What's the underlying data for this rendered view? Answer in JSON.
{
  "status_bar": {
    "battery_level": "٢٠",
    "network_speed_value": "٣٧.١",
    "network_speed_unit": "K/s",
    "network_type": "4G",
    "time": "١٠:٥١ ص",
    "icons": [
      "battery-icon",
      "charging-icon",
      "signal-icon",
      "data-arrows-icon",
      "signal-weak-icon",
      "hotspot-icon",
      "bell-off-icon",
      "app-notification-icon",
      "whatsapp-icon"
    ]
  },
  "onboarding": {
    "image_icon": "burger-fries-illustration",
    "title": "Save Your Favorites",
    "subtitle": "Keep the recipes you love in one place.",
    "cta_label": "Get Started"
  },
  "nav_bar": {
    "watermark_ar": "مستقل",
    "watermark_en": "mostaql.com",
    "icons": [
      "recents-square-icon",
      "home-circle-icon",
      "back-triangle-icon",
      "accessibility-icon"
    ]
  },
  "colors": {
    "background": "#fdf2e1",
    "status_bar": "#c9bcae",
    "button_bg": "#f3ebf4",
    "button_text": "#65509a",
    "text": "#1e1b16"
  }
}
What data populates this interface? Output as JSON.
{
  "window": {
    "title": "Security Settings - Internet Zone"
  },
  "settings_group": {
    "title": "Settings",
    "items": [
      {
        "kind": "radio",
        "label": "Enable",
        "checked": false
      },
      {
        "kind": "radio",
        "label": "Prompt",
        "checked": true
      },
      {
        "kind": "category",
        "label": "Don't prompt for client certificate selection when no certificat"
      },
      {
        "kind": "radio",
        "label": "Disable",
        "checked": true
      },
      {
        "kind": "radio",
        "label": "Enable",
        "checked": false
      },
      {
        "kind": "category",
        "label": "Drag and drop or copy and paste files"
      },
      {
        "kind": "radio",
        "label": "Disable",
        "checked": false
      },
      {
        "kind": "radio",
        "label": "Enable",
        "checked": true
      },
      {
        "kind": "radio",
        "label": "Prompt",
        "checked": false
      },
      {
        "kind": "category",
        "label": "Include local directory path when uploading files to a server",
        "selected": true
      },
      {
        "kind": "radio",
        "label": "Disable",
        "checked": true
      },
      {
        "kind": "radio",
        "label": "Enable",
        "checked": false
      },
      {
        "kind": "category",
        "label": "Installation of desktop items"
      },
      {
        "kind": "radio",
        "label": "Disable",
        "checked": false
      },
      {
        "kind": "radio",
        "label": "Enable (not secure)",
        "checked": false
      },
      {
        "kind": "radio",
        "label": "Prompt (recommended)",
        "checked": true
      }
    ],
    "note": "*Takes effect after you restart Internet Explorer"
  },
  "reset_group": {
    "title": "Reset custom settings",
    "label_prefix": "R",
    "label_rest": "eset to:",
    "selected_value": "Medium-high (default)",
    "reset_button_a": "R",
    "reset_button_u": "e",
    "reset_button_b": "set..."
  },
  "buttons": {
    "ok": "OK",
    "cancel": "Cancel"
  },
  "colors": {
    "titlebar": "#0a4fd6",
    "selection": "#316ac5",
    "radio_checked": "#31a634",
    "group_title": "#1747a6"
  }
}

*What is expected*. Write all of the records out again exactly.

*Solution below*.
What's the underlying data for this rendered view? Answer in JSON.
{
  "status_bar": {
    "battery_level": "٢٠",
    "network_speed_value": "٣٧.١",
    "network_speed_unit": "K/s",
    "network_type": "4G",
    "time": "١٠:٥١ ص",
    "icons": [
      "battery-icon",
      "charging-icon",
      "signal-icon",
      "data-arrows-icon",
      "signal-weak-icon",
      "hotspot-icon",
      "bell-off-icon",
      "app-notification-icon",
      "whatsapp-icon"
    ]
  },
  "onboarding": {
    "image_icon": "burger-fries-illustration",
    "title": "Save Your Favorites",
    "subtitle": "Keep the recipes you love in one place.",
    "cta_label": "Get Started"
  },
  "nav_bar": {
    "watermark_ar": "مستقل",
    "watermark_en": "mostaql.com",
    "icons": [
      "recents-square-icon",
      "home-circle-icon",
      "back-triangle-icon",
      "accessibility-icon"
    ]
  },
  "colors": {
    "background": "#fdf2e1",
    "status_bar": "#c9bcae",
    "button_bg": "#f3ebf4",
    "button_text": "#65509a",
    "text": "#1e1b16"
  }
}
What data populates this interface? Output as JSON.
{
  "window": {
    "title": "Security Settings - Internet Zone"
  },
  "settings_group": {
    "title": "Settings",
    "items": [
      {
        "kind": "radio",
        "label": "Enable",
        "checked": false
      },
      {
        "kind": "radio",
        "label": "Prompt",
        "checked": true
      },
      {
        "kind": "category",
        "label": "Don't prompt for client certificate selection when no certificat"
      },
      {
        "kind": "radio",
        "label": "Disable",
        "checked": true
      },
      {
        "kind": "radio",
        "label": "Enable",
        "checked": false
      },
      {
        "kind": "category",
        "label": "Drag and drop or copy and paste files"
      },
      {
        "kind": "radio",
        "label": "Disable",
        "checked": false
      },
      {
        "kind": "radio",
        "label": "Enable",
        "checked": true
      },
      {
        "kind": "radio",
        "label": "Prompt",
        "checked": false
      },
      {
        "kind": "category",
        "label": "Include local directory path when uploading files to a server",
        "selected": true
      },
      {
        "kind": "radio",
        "label": "Disable",
        "checked": true
      },
      {
        "kind": "radio",
        "label": "Enable",
        "checked": false
      },
      {
        "kind": "category",
        "label": "Installation of desktop items"
      },
      {
        "kind": "radio",
        "label": "Disable",
        "checked": false
      },
      {
        "kind": "radio",
        "label": "Enable (not secure)",
        "checked": false
      },
      {
        "kind": "radio",
        "label": "Prompt (recommended)",
        "checked": true
      }
    ],
    "note": "*Takes effect after you restart Internet Explorer"
  },
  "reset_group": {
    "title": "Reset custom settings",
    "label_prefix": "R",
    "label_rest": "eset to:",
    "selected_value": "Medium-high (default)",
    "reset_button_a": "R",
    "reset_button_u": "e",
    "reset_button_b": "set..."
  },
  "buttons": {
    "ok": "OK",
    "cancel": "Cancel"
  },
  "colors": {
    "titlebar": "#0a4fd6",
    "selection": "#316ac5",
    "radio_checked": "#31a634",
    "group_title": "#1747a6"
  }
}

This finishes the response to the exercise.